● STATED EXERCISE: Will you print the material below without altering a single character?

---------------

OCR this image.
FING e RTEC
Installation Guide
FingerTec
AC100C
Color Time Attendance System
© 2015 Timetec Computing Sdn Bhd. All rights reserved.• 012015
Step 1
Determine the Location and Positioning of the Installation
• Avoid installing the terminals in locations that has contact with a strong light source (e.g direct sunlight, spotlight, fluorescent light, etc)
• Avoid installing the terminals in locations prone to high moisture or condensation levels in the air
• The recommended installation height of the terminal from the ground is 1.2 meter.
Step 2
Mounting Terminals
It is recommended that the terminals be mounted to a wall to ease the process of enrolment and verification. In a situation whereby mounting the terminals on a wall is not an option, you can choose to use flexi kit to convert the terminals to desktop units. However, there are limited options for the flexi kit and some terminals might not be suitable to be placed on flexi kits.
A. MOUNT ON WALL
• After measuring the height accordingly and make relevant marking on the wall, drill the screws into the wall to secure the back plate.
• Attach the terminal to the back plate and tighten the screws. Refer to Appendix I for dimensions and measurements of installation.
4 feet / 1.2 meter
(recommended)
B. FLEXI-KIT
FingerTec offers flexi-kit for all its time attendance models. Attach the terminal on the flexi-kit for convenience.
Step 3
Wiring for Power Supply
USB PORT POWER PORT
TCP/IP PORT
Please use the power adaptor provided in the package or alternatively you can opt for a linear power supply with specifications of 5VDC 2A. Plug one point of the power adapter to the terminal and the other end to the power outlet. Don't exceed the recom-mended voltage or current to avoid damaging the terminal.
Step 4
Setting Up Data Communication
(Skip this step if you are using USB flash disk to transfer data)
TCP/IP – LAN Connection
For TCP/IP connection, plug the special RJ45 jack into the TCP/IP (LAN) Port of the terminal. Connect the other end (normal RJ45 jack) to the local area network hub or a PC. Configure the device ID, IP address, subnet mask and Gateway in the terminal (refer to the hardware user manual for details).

---------------

● ANSWER BELOW:
OCR this image.
FING e RTEC
Installation Guide
FingerTec
AC100C
Color Time Attendance System
© 2015 Timetec Computing Sdn Bhd. All rights reserved.• 012015
Step 1
Determine the Location and Positioning of the Installation
• Avoid installing the terminals in locations that has contact with a strong light source (e.g direct sunlight, spotlight, fluorescent light, etc)
• Avoid installing the terminals in locations prone to high moisture or condensation levels in the air
• The recommended installation height of the terminal from the ground is 1.2 meter.
Step 2
Mounting Terminals
It is recommended that the terminals be mounted to a wall to ease the process of enrolment and verification. In a situation whereby mounting the terminals on a wall is not an option, you can choose to use flexi kit to convert the terminals to desktop units. However, there are limited options for the flexi kit and some terminals might not be suitable to be placed on flexi kits.
A. MOUNT ON WALL
• After measuring the height accordingly and make relevant marking on the wall, drill the screws into the wall to secure the back plate.
• Attach the terminal to the back plate and tighten the screws. Refer to Appendix I for dimensions and measurements of installation.
4 feet / 1.2 meter
(recommended)
B. FLEXI-KIT
FingerTec offers flexi-kit for all its time attendance models. Attach the terminal on the flexi-kit for convenience.
Step 3
Wiring for Power Supply
USB PORT POWER PORT
TCP/IP PORT
Please use the power adaptor provided in the package or alternatively you can opt for a linear power supply with specifications of 5VDC 2A. Plug one point of the power adapter to the terminal and the other end to the power outlet. Don't exceed the recom-mended voltage or current to avoid damaging the terminal.
Step 4
Setting Up Data Communication
(Skip this step if you are using USB flash disk to transfer data)
TCP/IP – LAN Connection
For TCP/IP connection, plug the special RJ45 jack into the TCP/IP (LAN) Port of the terminal. Connect the other end (normal RJ45 jack) to the local area network hub or a PC. Configure the device ID, IP address, subnet mask and Gateway in the terminal (refer to the hardware user manual for details).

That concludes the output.